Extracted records
----

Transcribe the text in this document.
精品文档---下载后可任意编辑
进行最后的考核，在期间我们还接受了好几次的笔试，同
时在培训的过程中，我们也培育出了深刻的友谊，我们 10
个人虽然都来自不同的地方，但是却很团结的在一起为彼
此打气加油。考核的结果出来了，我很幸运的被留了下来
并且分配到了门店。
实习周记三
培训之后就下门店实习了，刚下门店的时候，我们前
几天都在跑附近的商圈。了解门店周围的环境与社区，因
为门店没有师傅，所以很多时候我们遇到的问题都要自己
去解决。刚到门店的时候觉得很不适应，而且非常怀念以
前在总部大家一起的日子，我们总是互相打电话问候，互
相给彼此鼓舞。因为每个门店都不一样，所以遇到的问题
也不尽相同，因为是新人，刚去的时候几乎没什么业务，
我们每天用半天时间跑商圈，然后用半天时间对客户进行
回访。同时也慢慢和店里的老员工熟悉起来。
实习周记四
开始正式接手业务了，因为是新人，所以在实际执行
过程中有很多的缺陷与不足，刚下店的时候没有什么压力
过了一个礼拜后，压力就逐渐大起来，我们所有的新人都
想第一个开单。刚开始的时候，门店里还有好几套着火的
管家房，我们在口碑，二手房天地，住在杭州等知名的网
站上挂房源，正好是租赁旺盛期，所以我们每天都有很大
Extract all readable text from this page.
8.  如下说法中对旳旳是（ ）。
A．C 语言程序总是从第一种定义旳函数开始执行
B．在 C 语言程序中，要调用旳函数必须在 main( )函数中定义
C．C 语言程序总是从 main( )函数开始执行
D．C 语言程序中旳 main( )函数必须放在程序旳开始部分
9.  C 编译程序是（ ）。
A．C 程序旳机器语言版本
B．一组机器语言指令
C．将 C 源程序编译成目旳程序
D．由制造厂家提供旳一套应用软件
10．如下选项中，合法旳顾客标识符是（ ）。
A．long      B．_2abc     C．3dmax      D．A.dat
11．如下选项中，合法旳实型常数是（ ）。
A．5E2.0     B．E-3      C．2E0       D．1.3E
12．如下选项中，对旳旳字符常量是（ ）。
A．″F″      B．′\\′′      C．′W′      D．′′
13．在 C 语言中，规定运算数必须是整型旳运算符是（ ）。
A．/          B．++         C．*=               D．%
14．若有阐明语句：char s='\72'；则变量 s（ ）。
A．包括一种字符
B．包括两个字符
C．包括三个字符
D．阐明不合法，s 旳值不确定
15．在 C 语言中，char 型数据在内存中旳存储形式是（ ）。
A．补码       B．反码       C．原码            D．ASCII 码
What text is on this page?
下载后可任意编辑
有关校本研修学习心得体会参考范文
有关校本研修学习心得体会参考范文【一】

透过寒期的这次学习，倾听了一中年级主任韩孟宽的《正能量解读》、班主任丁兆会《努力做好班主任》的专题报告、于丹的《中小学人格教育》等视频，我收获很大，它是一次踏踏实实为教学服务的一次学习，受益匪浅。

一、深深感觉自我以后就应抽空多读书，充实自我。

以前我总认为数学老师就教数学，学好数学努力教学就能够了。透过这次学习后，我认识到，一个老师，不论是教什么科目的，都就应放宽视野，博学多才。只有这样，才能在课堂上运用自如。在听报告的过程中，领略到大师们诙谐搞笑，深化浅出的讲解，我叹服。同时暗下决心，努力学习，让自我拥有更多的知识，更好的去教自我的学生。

----

**Directions for this task:** Exactly as they are written, print the entries again.

**Correct output:**
Transcribe the text in this document.
精品文档---下载后可任意编辑
进行最后的考核，在期间我们还接受了好几次的笔试，同
时在培训的过程中，我们也培育出了深刻的友谊，我们 10
个人虽然都来自不同的地方，但是却很团结的在一起为彼
此打气加油。考核的结果出来了，我很幸运的被留了下来
并且分配到了门店。
实习周记三
培训之后就下门店实习了，刚下门店的时候，我们前
几天都在跑附近的商圈。了解门店周围的环境与社区，因
为门店没有师傅，所以很多时候我们遇到的问题都要自己
去解决。刚到门店的时候觉得很不适应，而且非常怀念以
前在总部大家一起的日子，我们总是互相打电话问候，互
相给彼此鼓舞。因为每个门店都不一样，所以遇到的问题
也不尽相同，因为是新人，刚去的时候几乎没什么业务，
我们每天用半天时间跑商圈，然后用半天时间对客户进行
回访。同时也慢慢和店里的老员工熟悉起来。
实习周记四
开始正式接手业务了，因为是新人，所以在实际执行
过程中有很多的缺陷与不足，刚下店的时候没有什么压力
过了一个礼拜后，压力就逐渐大起来，我们所有的新人都
想第一个开单。刚开始的时候，门店里还有好几套着火的
管家房，我们在口碑，二手房天地，住在杭州等知名的网
站上挂房源，正好是租赁旺盛期，所以我们每天都有很大
Extract all readable text from this page.
8.  如下说法中对旳旳是（ ）。
A．C 语言程序总是从第一种定义旳函数开始执行
B．在 C 语言程序中，要调用旳函数必须在 main( )函数中定义
C．C 语言程序总是从 main( )函数开始执行
D．C 语言程序中旳 main( )函数必须放在程序旳开始部分
9.  C 编译程序是（ ）。
A．C 程序旳机器语言版本
B．一组机器语言指令
C．将 C 源程序编译成目旳程序
D．由制造厂家提供旳一套应用软件
10．如下选项中，合法旳顾客标识符是（ ）。
A．long      B．_2abc     C．3dmax      D．A.dat
11．如下选项中，合法旳实型常数是（ ）。
A．5E2.0     B．E-3      C．2E0       D．1.3E
12．如下选项中，对旳旳字符常量是（ ）。
A．″F″      B．′\\′′      C．′W′      D．′′
13．在 C 语言中，规定运算数必须是整型旳运算符是（ ）。
A．/          B．++         C．*=               D．%
14．若有阐明语句：char s='\72'；则变量 s（ ）。
A．包括一种字符
B．包括两个字符
C．包括三个字符
D．阐明不合法，s 旳值不确定
15．在 C 语言中，char 型数据在内存中旳存储形式是（ ）。
A．补码       B．反码       C．原码            D．ASCII 码
What text is on this page?
下载后可任意编辑
有关校本研修学习心得体会参考范文
有关校本研修学习心得体会参考范文【一】

透过寒期的这次学习，倾听了一中年级主任韩孟宽的《正能量解读》、班主任丁兆会《努力做好班主任》的专题报告、于丹的《中小学人格教育》等视频，我收获很大，它是一次踏踏实实为教学服务的一次学习，受益匪浅。

一、深深感觉自我以后就应抽空多读书，充实自我。

以前我总认为数学老师就教数学，学好数学努力教学就能够了。透过这次学习后，我认识到，一个老师，不论是教什么科目的，都就应放宽视野，博学多才。只有这样，才能在课堂上运用自如。在听报告的过程中，领略到大师们诙谐搞笑，深化浅出的讲解，我叹服。同时暗下决心，努力学习，让自我拥有更多的知识，更好的去教自我的学生。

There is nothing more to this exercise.